Dataset items
"""

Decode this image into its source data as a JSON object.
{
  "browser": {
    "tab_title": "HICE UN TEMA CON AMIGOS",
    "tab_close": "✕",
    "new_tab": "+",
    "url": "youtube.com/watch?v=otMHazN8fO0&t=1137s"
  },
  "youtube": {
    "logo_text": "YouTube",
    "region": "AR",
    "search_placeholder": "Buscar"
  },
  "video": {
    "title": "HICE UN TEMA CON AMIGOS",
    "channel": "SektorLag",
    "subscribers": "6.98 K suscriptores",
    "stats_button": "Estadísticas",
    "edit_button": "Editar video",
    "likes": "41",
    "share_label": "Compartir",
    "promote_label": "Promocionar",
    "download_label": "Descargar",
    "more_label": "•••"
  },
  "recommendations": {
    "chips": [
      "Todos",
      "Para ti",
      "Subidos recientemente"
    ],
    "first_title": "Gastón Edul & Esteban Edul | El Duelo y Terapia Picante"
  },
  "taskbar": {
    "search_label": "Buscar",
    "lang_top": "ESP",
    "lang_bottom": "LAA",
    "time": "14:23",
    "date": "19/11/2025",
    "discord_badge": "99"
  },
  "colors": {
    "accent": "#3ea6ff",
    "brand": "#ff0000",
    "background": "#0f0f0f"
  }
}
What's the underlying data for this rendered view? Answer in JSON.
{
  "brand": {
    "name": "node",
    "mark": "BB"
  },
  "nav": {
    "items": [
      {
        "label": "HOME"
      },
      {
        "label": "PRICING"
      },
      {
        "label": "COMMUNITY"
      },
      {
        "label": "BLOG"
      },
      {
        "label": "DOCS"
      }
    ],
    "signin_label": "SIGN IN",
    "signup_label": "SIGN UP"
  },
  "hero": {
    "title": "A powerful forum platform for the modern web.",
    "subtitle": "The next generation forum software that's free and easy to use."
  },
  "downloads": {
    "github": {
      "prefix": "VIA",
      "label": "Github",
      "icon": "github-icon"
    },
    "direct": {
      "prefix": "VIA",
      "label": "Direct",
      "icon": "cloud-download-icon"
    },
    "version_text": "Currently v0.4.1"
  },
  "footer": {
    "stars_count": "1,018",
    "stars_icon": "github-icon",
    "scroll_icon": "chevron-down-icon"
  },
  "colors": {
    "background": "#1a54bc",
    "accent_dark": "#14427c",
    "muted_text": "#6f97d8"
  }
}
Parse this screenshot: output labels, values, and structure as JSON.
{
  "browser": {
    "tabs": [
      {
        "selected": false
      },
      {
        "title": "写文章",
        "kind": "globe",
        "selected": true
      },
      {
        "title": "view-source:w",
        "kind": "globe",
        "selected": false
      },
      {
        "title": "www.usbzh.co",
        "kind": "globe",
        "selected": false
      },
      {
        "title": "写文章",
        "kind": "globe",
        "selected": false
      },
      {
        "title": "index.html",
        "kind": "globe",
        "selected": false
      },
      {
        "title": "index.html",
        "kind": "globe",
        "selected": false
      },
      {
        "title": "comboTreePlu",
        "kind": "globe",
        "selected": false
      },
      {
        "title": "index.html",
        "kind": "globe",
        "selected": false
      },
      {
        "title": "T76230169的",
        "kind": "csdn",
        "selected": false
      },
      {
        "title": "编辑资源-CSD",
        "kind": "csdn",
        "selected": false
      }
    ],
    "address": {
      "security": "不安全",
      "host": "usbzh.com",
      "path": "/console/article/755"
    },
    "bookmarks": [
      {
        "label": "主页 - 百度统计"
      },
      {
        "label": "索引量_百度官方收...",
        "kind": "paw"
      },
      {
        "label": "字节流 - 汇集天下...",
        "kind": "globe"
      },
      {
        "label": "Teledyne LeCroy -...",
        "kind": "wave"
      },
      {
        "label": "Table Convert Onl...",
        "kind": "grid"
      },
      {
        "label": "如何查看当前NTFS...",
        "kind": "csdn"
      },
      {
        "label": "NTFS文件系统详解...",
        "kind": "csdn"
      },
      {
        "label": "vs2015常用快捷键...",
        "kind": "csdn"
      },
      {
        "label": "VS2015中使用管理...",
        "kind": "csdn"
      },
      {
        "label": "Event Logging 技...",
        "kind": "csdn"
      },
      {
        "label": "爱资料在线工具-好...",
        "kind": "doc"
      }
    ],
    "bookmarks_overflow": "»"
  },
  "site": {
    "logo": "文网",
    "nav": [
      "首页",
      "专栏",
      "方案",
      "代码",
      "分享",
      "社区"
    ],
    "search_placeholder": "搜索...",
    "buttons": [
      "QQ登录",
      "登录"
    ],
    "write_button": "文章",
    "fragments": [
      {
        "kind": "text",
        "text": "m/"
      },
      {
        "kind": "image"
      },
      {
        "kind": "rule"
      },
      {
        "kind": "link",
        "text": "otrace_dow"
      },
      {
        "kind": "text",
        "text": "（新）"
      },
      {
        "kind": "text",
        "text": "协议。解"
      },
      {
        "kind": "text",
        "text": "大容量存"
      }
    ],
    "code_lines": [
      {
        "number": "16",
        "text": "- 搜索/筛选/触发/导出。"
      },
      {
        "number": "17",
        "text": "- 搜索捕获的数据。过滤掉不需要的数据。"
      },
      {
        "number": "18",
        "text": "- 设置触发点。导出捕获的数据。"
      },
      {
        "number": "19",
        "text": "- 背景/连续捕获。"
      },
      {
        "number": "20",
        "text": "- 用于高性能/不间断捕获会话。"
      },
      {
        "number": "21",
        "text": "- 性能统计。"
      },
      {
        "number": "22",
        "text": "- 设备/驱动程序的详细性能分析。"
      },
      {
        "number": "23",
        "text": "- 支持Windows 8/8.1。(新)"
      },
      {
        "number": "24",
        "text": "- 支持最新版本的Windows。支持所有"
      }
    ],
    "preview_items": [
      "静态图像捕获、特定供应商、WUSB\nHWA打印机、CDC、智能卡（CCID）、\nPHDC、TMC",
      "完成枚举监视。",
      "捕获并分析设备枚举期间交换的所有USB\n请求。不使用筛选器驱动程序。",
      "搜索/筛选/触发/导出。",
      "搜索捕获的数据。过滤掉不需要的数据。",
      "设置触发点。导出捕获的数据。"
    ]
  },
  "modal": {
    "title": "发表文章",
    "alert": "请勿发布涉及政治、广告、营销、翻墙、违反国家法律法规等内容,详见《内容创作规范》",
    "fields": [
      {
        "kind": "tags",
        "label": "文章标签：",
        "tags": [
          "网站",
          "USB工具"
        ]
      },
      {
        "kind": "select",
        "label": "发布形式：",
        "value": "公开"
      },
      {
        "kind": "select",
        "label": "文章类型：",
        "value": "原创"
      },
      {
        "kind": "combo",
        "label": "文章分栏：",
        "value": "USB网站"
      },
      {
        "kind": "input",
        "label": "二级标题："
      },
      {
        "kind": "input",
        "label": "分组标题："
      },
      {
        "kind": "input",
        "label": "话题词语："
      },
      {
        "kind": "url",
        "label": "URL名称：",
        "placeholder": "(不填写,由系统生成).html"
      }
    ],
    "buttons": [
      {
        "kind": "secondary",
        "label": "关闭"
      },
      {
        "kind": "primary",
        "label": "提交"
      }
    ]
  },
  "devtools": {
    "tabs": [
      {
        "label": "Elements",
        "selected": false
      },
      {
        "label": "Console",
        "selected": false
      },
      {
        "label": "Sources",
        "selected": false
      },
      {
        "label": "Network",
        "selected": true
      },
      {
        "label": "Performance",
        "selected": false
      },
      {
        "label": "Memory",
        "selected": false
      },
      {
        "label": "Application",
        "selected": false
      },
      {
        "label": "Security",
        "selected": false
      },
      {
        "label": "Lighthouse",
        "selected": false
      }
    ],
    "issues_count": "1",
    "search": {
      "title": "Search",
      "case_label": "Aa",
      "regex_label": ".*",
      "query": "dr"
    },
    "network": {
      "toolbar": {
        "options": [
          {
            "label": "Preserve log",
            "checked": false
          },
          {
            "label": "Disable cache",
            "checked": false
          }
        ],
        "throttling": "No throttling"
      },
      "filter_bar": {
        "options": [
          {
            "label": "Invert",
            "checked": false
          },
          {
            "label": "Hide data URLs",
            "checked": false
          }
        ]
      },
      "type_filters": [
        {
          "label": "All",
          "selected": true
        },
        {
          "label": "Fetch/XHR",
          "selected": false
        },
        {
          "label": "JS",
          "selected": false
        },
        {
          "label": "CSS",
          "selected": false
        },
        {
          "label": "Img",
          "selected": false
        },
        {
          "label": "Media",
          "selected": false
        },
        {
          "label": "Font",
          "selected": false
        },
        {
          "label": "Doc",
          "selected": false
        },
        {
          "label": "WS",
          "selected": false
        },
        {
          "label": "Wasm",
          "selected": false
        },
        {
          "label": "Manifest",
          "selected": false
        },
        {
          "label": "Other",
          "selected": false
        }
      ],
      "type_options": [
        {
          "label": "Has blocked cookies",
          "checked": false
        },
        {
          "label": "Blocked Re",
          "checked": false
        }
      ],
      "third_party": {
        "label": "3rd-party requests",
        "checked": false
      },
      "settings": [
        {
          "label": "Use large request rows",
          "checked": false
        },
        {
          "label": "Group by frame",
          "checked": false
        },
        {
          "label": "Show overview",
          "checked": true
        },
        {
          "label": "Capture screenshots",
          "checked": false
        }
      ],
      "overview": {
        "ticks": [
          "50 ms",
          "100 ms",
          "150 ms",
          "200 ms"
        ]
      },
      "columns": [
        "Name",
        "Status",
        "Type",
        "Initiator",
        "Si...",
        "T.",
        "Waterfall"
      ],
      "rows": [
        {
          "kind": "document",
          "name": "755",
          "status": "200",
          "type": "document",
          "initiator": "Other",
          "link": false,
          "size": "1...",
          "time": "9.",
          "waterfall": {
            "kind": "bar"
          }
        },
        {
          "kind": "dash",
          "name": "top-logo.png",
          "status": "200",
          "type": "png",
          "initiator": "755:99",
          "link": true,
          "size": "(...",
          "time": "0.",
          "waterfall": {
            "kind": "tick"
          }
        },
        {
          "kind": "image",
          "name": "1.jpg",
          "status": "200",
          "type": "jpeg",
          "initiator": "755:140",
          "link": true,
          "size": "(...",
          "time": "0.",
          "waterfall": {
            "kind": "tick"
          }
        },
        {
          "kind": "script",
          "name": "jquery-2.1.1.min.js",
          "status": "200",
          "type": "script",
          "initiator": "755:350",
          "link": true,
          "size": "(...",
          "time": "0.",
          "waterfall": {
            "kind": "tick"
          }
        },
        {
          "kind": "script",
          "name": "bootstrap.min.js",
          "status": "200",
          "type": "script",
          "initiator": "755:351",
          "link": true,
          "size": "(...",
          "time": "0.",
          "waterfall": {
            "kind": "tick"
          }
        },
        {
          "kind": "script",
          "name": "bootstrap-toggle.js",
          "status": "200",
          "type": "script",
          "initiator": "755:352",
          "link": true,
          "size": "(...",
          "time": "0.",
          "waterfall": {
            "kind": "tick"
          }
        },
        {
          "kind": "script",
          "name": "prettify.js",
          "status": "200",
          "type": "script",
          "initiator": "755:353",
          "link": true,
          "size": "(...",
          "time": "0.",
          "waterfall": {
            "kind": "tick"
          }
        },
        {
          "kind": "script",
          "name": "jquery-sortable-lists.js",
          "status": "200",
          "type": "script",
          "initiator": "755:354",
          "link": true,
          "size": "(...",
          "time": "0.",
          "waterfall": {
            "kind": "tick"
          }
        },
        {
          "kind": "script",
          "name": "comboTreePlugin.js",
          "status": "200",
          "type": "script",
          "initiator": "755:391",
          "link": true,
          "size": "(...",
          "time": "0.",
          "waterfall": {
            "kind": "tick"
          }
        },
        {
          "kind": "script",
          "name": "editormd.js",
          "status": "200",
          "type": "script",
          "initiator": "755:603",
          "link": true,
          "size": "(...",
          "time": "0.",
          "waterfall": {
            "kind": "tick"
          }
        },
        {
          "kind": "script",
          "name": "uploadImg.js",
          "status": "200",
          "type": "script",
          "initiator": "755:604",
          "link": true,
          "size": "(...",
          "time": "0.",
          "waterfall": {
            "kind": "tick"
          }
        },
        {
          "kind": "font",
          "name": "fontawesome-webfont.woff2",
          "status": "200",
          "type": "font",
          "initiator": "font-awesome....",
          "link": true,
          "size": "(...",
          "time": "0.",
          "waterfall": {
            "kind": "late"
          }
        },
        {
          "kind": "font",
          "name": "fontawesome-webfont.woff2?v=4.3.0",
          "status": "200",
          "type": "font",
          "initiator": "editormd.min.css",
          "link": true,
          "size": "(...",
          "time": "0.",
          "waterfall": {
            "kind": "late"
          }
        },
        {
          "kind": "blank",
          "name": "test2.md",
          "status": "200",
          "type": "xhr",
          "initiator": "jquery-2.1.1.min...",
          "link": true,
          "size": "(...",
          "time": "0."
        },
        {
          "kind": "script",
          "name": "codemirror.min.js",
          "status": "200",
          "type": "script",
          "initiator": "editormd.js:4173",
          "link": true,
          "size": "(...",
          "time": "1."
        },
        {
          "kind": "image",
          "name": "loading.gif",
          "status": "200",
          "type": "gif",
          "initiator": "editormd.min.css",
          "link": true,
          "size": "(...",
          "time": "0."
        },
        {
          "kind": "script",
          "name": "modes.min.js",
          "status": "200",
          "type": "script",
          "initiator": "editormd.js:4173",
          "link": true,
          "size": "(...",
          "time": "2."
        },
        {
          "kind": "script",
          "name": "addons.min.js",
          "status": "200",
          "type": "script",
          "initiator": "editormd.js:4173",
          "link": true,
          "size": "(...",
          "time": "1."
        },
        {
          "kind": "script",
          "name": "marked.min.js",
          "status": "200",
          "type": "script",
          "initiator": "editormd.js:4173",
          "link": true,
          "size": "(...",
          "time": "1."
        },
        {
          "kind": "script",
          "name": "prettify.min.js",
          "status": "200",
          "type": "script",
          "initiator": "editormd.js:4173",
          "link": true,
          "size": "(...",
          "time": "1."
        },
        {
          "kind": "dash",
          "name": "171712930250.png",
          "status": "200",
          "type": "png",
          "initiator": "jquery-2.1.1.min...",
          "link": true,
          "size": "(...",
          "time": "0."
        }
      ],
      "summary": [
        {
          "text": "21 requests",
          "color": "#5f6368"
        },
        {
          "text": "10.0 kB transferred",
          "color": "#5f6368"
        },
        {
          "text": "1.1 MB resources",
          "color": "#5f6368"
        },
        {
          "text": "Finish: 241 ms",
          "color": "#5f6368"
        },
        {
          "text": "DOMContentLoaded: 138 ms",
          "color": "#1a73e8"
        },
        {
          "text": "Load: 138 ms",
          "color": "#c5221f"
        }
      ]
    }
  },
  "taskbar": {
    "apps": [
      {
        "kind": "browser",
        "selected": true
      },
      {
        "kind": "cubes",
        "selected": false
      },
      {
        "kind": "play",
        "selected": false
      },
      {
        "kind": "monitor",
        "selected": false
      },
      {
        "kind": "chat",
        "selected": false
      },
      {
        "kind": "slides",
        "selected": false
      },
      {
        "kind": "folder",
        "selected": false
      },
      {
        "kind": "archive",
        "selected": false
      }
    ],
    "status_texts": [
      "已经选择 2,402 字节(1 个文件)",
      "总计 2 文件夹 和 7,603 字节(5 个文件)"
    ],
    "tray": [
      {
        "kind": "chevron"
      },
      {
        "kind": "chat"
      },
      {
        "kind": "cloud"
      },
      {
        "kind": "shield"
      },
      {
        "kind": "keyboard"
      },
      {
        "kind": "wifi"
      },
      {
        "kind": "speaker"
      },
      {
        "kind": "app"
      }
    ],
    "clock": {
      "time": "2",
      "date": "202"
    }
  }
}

"""

GOAL OF THE EXERCISE: Pull out the lines above in which the word "background" appears.

RIGHT ANSWER:
    "background": "#0f0f0f"
    "background": "#1a54bc",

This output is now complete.